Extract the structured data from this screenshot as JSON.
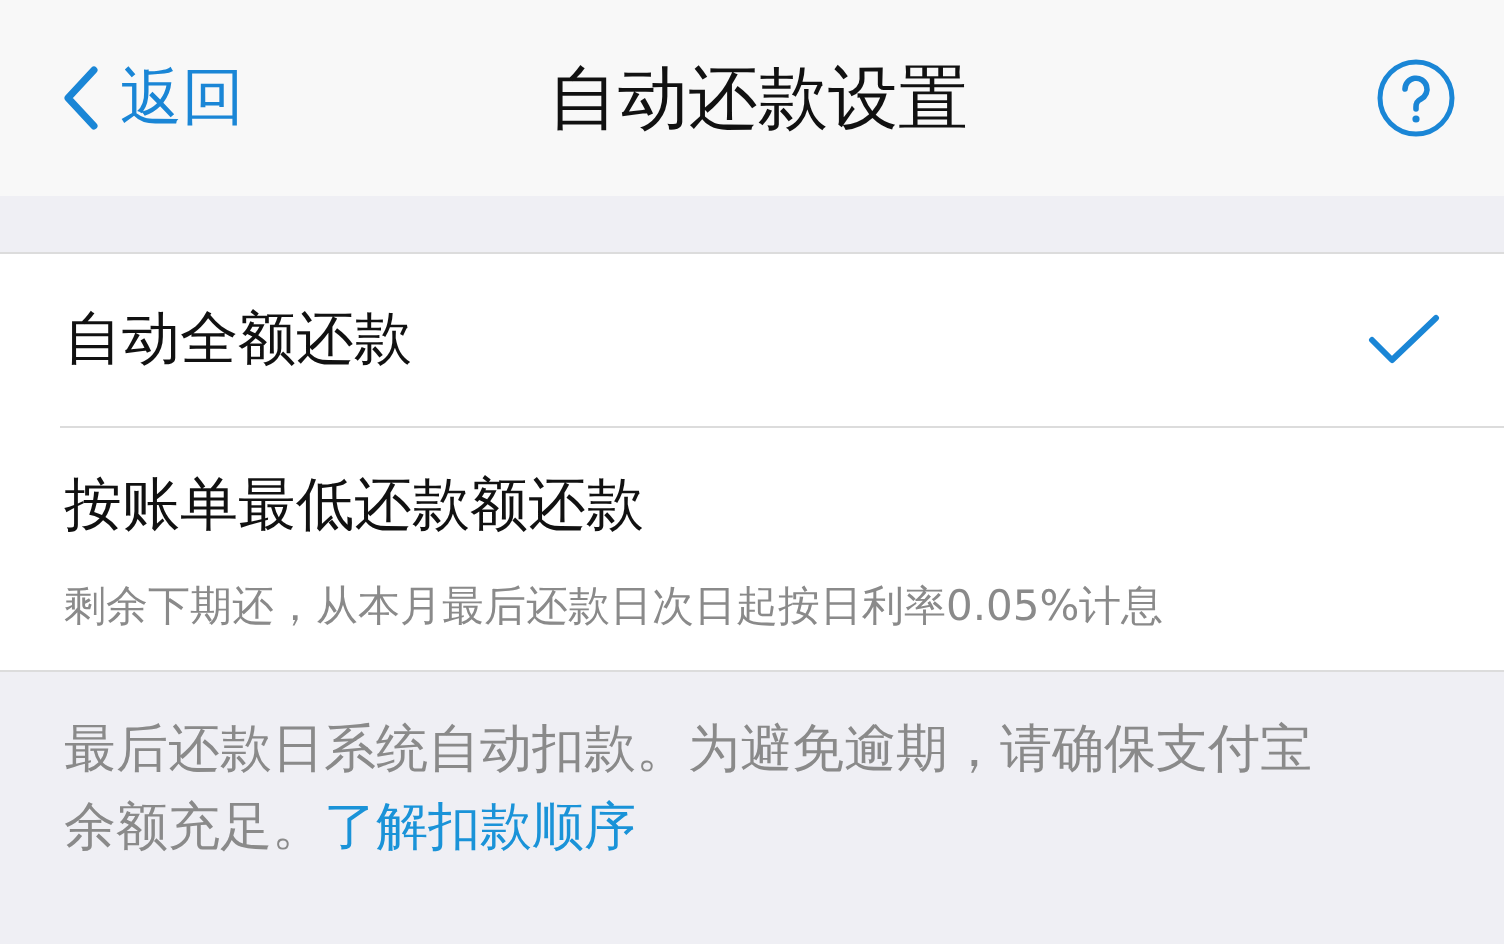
{
  "nav": {
    "back": "返回",
    "title": "自动还款设置"
  },
  "options": [
    {
      "label": "自动全额还款",
      "selected": true
    },
    {
      "label": "按账单最低还款额还款",
      "note": "剩余下期还，从本月最后还款日次日起按日利率0.05%计息",
      "selected": false
    }
  ],
  "footer": {
    "text": "最后还款日系统自动扣款。为避免逾期，请确保支付宝余额充足。",
    "link": "了解扣款顺序"
  }
}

##############################

Work to do: In this exercise, set down all of the data exactly, without the pictures.

Finished exercise:
Extract the structured data from this screenshot as JSON.
{
  "nav": {
    "back": "返回",
    "title": "自动还款设置"
  },
  "options": [
    {
      "label": "自动全额还款",
      "selected": true
    },
    {
      "label": "按账单最低还款额还款",
      "note": "剩余下期还，从本月最后还款日次日起按日利率0.05%计息",
      "selected": false
    }
  ],
  "footer": {
    "text": "最后还款日系统自动扣款。为避免逾期，请确保支付宝余额充足。",
    "link": "了解扣款顺序"
  }
}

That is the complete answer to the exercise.